Excerpts from a figure dataset
--------------------------------

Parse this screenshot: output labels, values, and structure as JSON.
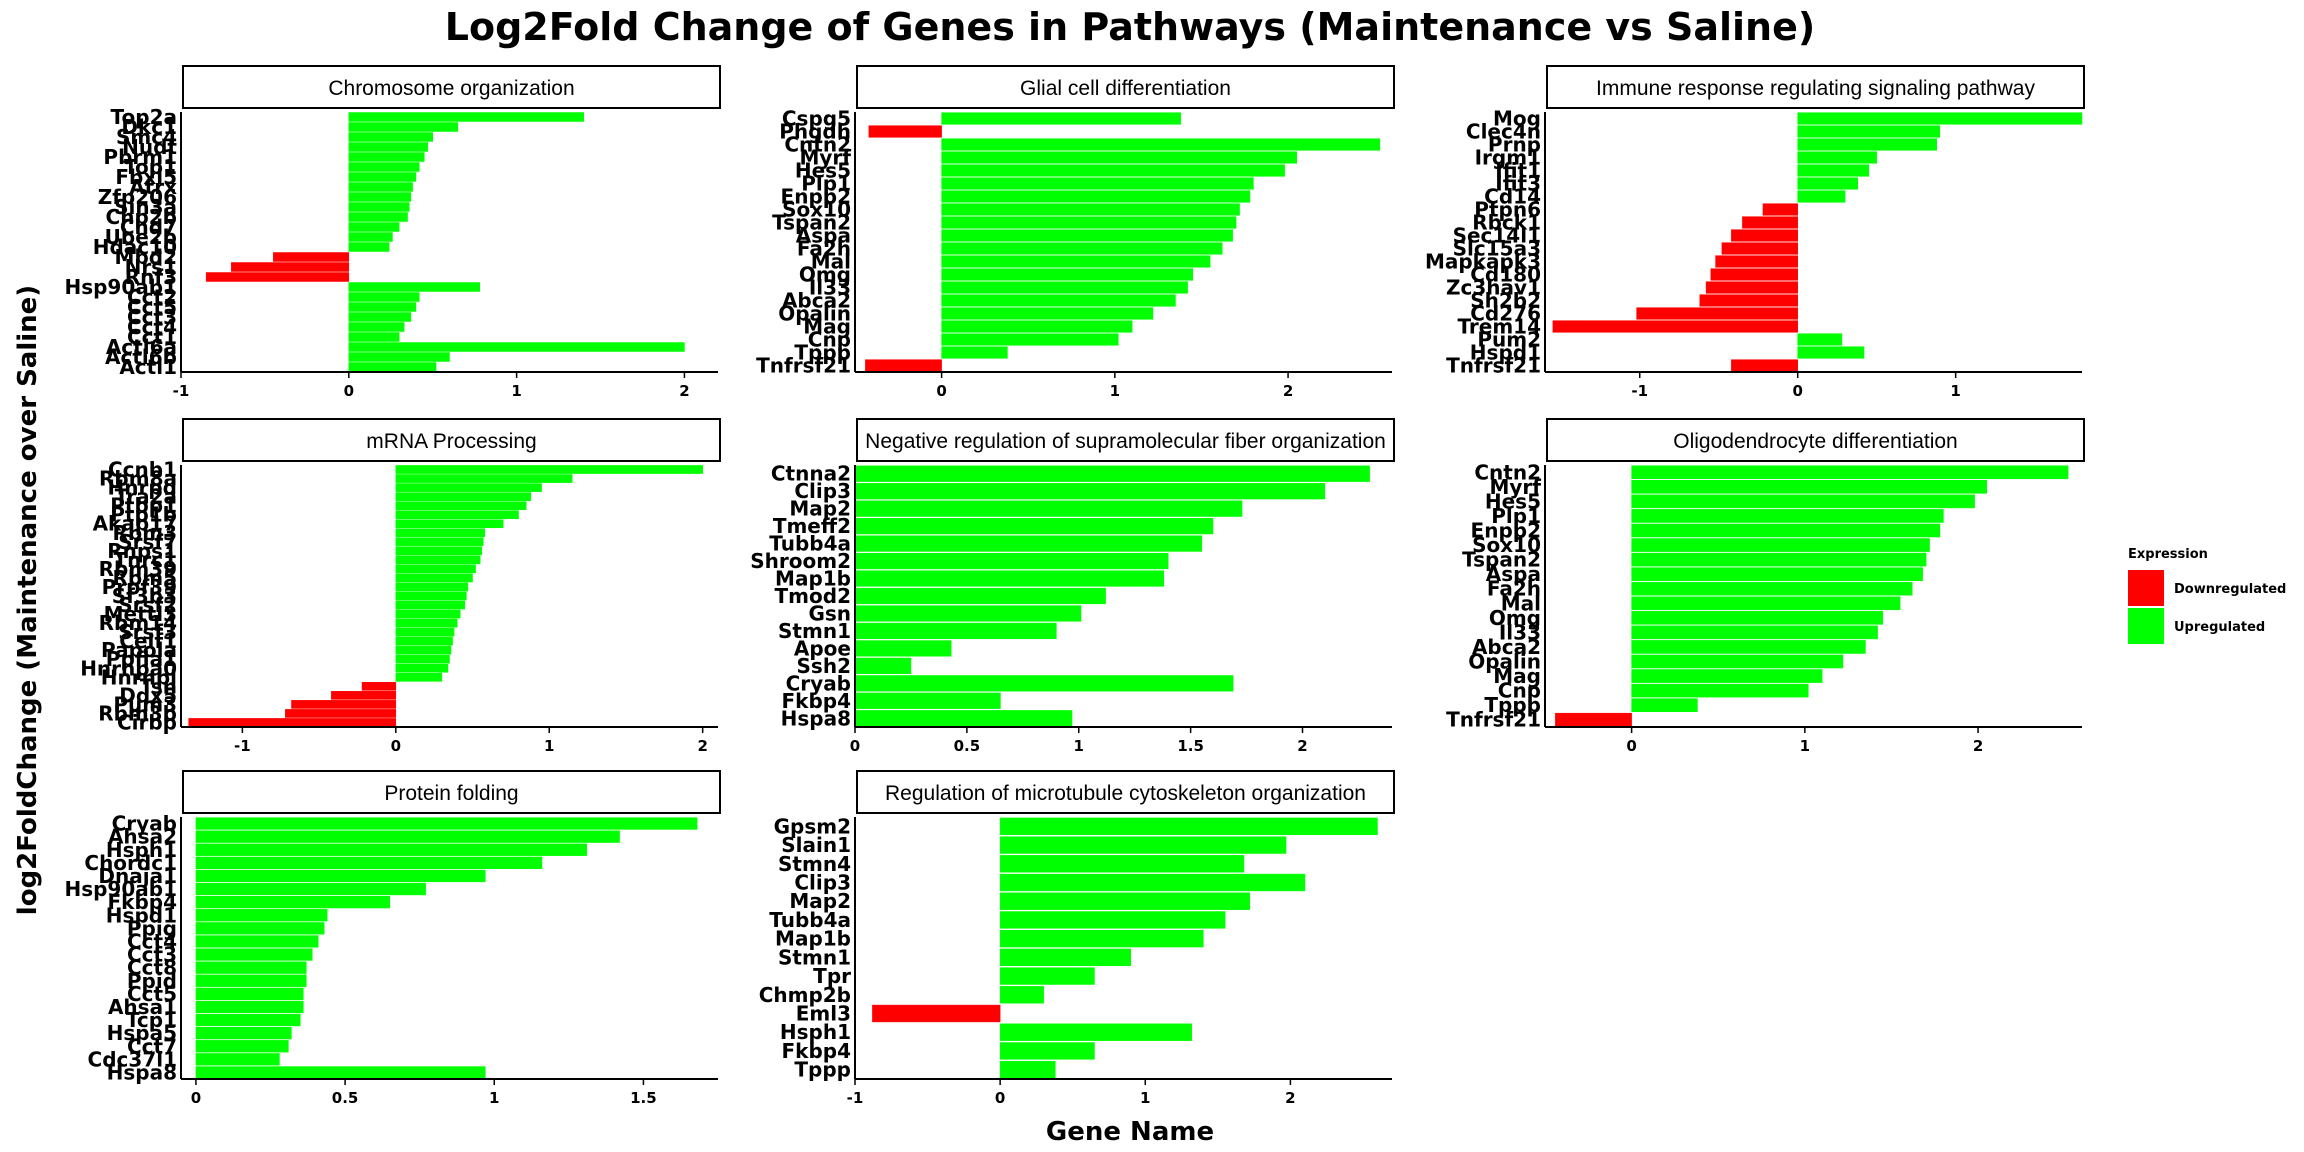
{
  "figure": {
    "title": "Log2Fold Change of Genes in Pathways  (Maintenance vs Saline)",
    "xlabel": "Gene Name",
    "ylabel": "log2FoldChange (Maintenance over Saline)"
  },
  "legend": {
    "title": "Expression",
    "placement": "right",
    "items": [
      {
        "label": "Downregulated",
        "color": "#ff0000"
      },
      {
        "label": "Upregulated",
        "color": "#00ff00"
      }
    ]
  },
  "colors": {
    "up": "#00ff00",
    "down": "#ff0000",
    "axis": "#000000",
    "strip_bg": "#ffffff",
    "strip_border": "#000000"
  },
  "chart_data": [
    {
      "type": "bar",
      "orientation": "horizontal",
      "title": "Chromosome organization",
      "xlim": [
        -1,
        2.2
      ],
      "xticks": [
        -1,
        0,
        1,
        2
      ],
      "categories": [
        "Top2a",
        "Dkc1",
        "Smc4",
        "Nudt",
        "Pbrm1",
        "Top1",
        "Fbxl5",
        "Atrx",
        "Zfp206",
        "Sin3a",
        "Chp2b",
        "Chd7",
        "Ube2b",
        "Hdac10",
        "Mbd2",
        "Nrs1",
        "Rnf3",
        "Hsp90ab1",
        "Cct2",
        "Cct5",
        "Cct3",
        "Cct4",
        "Cct1",
        "Actl6a",
        "Actl6b",
        "Actl1"
      ],
      "values": [
        1.4,
        0.65,
        0.5,
        0.47,
        0.45,
        0.42,
        0.4,
        0.38,
        0.37,
        0.36,
        0.35,
        0.3,
        0.26,
        0.24,
        -0.45,
        -0.7,
        -0.85,
        0.78,
        0.42,
        0.4,
        0.37,
        0.33,
        0.3,
        2.0,
        0.6,
        0.52
      ]
    },
    {
      "type": "bar",
      "orientation": "horizontal",
      "title": "Glial cell differentiation",
      "xlim": [
        -0.5,
        2.6
      ],
      "xticks": [
        0,
        1,
        2
      ],
      "categories": [
        "Cspg5",
        "Phgdh",
        "Cntn2",
        "Myrf",
        "Hes5",
        "Plp1",
        "Enpp2",
        "Sox10",
        "Tspan2",
        "Aspa",
        "Fa2h",
        "Mal",
        "Omg",
        "Il33",
        "Abca2",
        "Opalin",
        "Mag",
        "Cnp",
        "Tppp",
        "Tnfrsf21"
      ],
      "values": [
        1.38,
        -0.42,
        2.53,
        2.05,
        1.98,
        1.8,
        1.78,
        1.72,
        1.7,
        1.68,
        1.62,
        1.55,
        1.45,
        1.42,
        1.35,
        1.22,
        1.1,
        1.02,
        0.38,
        -0.44
      ]
    },
    {
      "type": "bar",
      "orientation": "horizontal",
      "title": "Immune response regulating signaling pathway",
      "xlim": [
        -1.6,
        1.8
      ],
      "xticks": [
        -1,
        0,
        1
      ],
      "categories": [
        "Mog",
        "Clec4n",
        "Prnp",
        "Irgm1",
        "Ifit1",
        "Ifit3",
        "Cd14",
        "Ptpn6",
        "Rbck1",
        "Sec14l1",
        "Slc15a3",
        "Mapkapk3",
        "Cd180",
        "Zc3hav1",
        "Sh2b2",
        "Cd276",
        "Trem14",
        "Pum2",
        "Hspd1",
        "Tnfrsf21"
      ],
      "values": [
        1.8,
        0.9,
        0.88,
        0.5,
        0.45,
        0.38,
        0.3,
        -0.22,
        -0.35,
        -0.42,
        -0.48,
        -0.52,
        -0.55,
        -0.58,
        -0.62,
        -1.02,
        -1.55,
        0.28,
        0.42,
        -0.42
      ]
    },
    {
      "type": "bar",
      "orientation": "horizontal",
      "title": "mRNA Processing",
      "xlim": [
        -1.4,
        2.1
      ],
      "xticks": [
        -1,
        0,
        1,
        2
      ],
      "categories": [
        "Ccnb1",
        "Rbm8a",
        "Hnrpd",
        "Tra2a",
        "Ptbp1",
        "Ptp1b",
        "Akap17",
        "Rbm3",
        "Srsf7",
        "Rnps1",
        "Tnrc1",
        "Rbm39",
        "Rbm5",
        "Prpf39",
        "Sf3b3",
        "Srsf2",
        "Mettl3",
        "Rbm14",
        "Srsf3",
        "Celf1",
        "Papola",
        "Ppfia1",
        "Hnrnpa0",
        "Hnrnpl",
        "Tsn",
        "Ddx5",
        "Pum3",
        "Rbm3b",
        "Cirbp"
      ],
      "values": [
        2.0,
        1.15,
        0.95,
        0.88,
        0.85,
        0.8,
        0.7,
        0.58,
        0.57,
        0.56,
        0.55,
        0.52,
        0.5,
        0.47,
        0.46,
        0.45,
        0.42,
        0.4,
        0.38,
        0.37,
        0.36,
        0.35,
        0.34,
        0.3,
        -0.22,
        -0.42,
        -0.68,
        -0.72,
        -1.35
      ]
    },
    {
      "type": "bar",
      "orientation": "horizontal",
      "title": "Negative regulation of supramolecular fiber organization",
      "xlim": [
        0,
        2.4
      ],
      "xticks": [
        0,
        0.5,
        1.0,
        1.5,
        2.0
      ],
      "categories": [
        "Ctnna2",
        "Clip3",
        "Map2",
        "Tmeff2",
        "Tubb4a",
        "Shroom2",
        "Map1b",
        "Tmod2",
        "Gsn",
        "Stmn1",
        "Apoe",
        "Ssh2",
        "Cryab",
        "Fkbp4",
        "Hspa8"
      ],
      "values": [
        2.3,
        2.1,
        1.73,
        1.6,
        1.55,
        1.4,
        1.38,
        1.12,
        1.01,
        0.9,
        0.43,
        0.25,
        1.69,
        0.65,
        0.97
      ]
    },
    {
      "type": "bar",
      "orientation": "horizontal",
      "title": "Oligodendrocyte differentiation",
      "xlim": [
        -0.5,
        2.6
      ],
      "xticks": [
        0,
        1,
        2
      ],
      "categories": [
        "Cntn2",
        "Myrf",
        "Hes5",
        "Plp1",
        "Enpp2",
        "Sox10",
        "Tspan2",
        "Aspa",
        "Fa2h",
        "Mal",
        "Omg",
        "Il33",
        "Abca2",
        "Opalin",
        "Mag",
        "Cnp",
        "Tppp",
        "Tnfrsf21"
      ],
      "values": [
        2.52,
        2.05,
        1.98,
        1.8,
        1.78,
        1.72,
        1.7,
        1.68,
        1.62,
        1.55,
        1.45,
        1.42,
        1.35,
        1.22,
        1.1,
        1.02,
        0.38,
        -0.44
      ]
    },
    {
      "type": "bar",
      "orientation": "horizontal",
      "title": "Protein folding",
      "xlim": [
        -0.05,
        1.75
      ],
      "xticks": [
        0,
        0.5,
        1.0,
        1.5
      ],
      "categories": [
        "Cryab",
        "Ahsa2",
        "Hsph1",
        "Chordc1",
        "Dnaja1",
        "Hsp90ab1",
        "Fkbp4",
        "Hspd1",
        "Ppig",
        "Cct4",
        "Cct3",
        "Cct8",
        "Ppid",
        "Cct5",
        "Ahsa1",
        "Tcp1",
        "Hspa5",
        "Cct7",
        "Cdc37l1",
        "Hspa8"
      ],
      "values": [
        1.68,
        1.42,
        1.31,
        1.16,
        0.97,
        0.77,
        0.65,
        0.44,
        0.43,
        0.41,
        0.39,
        0.37,
        0.37,
        0.36,
        0.36,
        0.35,
        0.32,
        0.31,
        0.28,
        0.97
      ]
    },
    {
      "type": "bar",
      "orientation": "horizontal",
      "title": "Regulation of microtubule cytoskeleton organization",
      "xlim": [
        -1,
        2.7
      ],
      "xticks": [
        -1,
        0,
        1,
        2
      ],
      "categories": [
        "Gpsm2",
        "Slain1",
        "Stmn4",
        "Clip3",
        "Map2",
        "Tubb4a",
        "Map1b",
        "Stmn1",
        "Tpr",
        "Chmp2b",
        "Eml3",
        "Hsph1",
        "Fkbp4",
        "Tppp"
      ],
      "values": [
        2.6,
        1.97,
        1.68,
        2.1,
        1.72,
        1.55,
        1.4,
        0.9,
        0.65,
        0.3,
        -0.88,
        1.32,
        0.65,
        0.38
      ]
    }
  ]
}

--------------------------------

# REQUIRED WORK
Within the data above, how many lines include the string "title"? Only the number is required.

# EXPECTED ANSWER
10